Data entries:
— begin —

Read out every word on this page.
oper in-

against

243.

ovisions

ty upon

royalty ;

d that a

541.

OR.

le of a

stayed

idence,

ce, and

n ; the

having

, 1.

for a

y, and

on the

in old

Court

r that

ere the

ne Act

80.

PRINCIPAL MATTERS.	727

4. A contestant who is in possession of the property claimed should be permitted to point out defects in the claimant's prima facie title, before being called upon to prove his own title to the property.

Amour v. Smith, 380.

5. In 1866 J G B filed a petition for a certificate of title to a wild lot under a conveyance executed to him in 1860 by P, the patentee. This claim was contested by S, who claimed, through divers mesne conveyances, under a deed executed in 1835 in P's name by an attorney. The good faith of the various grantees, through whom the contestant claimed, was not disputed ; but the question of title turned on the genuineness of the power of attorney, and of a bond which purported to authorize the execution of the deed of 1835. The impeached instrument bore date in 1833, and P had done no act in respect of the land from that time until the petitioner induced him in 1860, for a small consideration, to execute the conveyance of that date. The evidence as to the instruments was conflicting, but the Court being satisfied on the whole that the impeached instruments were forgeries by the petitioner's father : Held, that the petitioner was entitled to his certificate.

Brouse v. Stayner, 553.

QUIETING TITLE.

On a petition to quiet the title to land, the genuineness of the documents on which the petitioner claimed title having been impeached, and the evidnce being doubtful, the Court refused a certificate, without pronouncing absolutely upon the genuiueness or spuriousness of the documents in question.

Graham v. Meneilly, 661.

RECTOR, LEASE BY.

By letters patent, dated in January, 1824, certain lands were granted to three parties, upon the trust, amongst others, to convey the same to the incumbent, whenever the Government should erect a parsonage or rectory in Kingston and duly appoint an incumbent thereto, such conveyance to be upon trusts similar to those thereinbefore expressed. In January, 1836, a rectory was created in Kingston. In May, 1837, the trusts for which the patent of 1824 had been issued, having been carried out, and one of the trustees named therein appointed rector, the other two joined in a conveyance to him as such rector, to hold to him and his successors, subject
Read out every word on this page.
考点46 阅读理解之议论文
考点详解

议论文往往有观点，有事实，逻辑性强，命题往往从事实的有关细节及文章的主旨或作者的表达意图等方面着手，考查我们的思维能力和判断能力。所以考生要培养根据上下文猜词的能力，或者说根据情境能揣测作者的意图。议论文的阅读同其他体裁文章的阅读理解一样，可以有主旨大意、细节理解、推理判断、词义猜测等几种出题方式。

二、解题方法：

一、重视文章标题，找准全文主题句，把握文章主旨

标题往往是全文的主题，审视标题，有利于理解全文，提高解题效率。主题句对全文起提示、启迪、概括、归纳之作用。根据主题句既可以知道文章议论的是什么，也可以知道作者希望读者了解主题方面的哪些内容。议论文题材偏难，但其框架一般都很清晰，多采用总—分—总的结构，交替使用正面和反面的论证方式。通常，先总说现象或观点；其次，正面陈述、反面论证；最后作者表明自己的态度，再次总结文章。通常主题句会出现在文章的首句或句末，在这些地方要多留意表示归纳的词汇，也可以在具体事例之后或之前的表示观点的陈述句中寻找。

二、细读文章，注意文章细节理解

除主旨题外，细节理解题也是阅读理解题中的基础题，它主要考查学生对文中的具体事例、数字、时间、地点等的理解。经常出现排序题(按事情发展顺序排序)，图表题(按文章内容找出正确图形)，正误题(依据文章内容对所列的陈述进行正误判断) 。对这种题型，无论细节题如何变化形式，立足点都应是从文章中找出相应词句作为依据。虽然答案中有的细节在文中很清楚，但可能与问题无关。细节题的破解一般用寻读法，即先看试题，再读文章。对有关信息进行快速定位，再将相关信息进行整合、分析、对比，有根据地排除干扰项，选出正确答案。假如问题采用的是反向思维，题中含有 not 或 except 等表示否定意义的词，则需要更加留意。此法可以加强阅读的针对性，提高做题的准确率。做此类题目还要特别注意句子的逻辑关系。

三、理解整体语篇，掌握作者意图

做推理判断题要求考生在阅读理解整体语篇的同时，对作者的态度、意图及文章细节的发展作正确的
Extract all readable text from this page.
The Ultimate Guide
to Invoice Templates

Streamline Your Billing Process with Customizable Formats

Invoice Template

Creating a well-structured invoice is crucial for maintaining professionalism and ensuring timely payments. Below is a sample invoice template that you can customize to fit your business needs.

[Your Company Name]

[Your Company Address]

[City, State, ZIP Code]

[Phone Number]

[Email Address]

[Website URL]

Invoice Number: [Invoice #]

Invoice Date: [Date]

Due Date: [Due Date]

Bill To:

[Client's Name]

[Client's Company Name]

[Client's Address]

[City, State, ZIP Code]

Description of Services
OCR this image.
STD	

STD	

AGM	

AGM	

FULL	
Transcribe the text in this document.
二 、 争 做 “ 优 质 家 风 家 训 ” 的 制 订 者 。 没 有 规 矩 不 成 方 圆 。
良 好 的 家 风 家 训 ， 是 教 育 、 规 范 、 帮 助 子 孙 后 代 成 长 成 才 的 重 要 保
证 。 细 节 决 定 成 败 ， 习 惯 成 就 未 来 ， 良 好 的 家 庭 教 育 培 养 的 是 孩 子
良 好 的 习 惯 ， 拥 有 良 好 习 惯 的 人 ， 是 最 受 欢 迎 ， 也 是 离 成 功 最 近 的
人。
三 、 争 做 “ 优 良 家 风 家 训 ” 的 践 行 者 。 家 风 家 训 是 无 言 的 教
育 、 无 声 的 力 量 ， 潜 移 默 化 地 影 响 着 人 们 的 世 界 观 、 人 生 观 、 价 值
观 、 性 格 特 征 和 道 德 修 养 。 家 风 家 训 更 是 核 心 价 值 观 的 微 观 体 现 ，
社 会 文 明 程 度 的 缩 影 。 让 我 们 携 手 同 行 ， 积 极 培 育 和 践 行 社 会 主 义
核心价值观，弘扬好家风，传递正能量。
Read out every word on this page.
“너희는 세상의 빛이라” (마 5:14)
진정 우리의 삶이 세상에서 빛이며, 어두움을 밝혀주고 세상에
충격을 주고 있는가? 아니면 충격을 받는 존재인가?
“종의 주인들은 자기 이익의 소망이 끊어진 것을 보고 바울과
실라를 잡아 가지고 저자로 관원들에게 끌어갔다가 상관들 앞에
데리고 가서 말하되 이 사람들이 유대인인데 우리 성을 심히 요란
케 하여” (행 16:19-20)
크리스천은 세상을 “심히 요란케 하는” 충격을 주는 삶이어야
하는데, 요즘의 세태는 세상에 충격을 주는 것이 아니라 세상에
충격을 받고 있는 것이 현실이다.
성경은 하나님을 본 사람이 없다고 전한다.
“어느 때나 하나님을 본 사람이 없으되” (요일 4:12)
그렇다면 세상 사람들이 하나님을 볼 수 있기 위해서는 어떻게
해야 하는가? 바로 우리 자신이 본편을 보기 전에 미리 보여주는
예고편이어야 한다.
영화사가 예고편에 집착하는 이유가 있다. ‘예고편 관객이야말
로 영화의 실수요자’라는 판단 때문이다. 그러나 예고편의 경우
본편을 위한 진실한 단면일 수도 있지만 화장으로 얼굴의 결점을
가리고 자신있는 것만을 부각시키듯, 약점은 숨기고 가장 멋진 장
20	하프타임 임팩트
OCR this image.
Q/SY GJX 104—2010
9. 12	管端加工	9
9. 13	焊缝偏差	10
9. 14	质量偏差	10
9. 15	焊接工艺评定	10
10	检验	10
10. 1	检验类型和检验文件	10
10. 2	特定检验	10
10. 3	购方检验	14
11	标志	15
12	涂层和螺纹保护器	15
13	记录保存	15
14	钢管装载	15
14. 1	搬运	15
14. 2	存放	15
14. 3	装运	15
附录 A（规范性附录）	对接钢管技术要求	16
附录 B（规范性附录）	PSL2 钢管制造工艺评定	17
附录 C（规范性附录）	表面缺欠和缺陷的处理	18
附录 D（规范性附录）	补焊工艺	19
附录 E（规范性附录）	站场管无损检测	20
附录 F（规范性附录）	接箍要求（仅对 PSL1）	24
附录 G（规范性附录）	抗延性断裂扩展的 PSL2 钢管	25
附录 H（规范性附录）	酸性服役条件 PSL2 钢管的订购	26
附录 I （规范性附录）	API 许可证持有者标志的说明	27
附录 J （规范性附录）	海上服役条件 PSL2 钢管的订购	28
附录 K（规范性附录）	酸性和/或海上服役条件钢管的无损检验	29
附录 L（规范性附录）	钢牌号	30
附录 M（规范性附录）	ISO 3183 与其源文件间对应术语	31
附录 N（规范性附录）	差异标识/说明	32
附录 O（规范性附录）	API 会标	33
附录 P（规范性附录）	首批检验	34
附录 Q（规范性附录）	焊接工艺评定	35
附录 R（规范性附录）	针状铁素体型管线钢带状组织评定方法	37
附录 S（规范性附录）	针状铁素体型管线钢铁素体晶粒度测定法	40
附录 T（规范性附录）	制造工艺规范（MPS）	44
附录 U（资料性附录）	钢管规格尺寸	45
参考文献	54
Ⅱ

— end —

STATED GOAL: Where a line of the material above holds the string "钢管的订购", copy that line.

RIGHT ANSWER:
附录 H（规范性附录）	酸性服役条件 PSL2 钢管的订购	26
附录 J （规范性附录）	海上服役条件 PSL2 钢管的订购	28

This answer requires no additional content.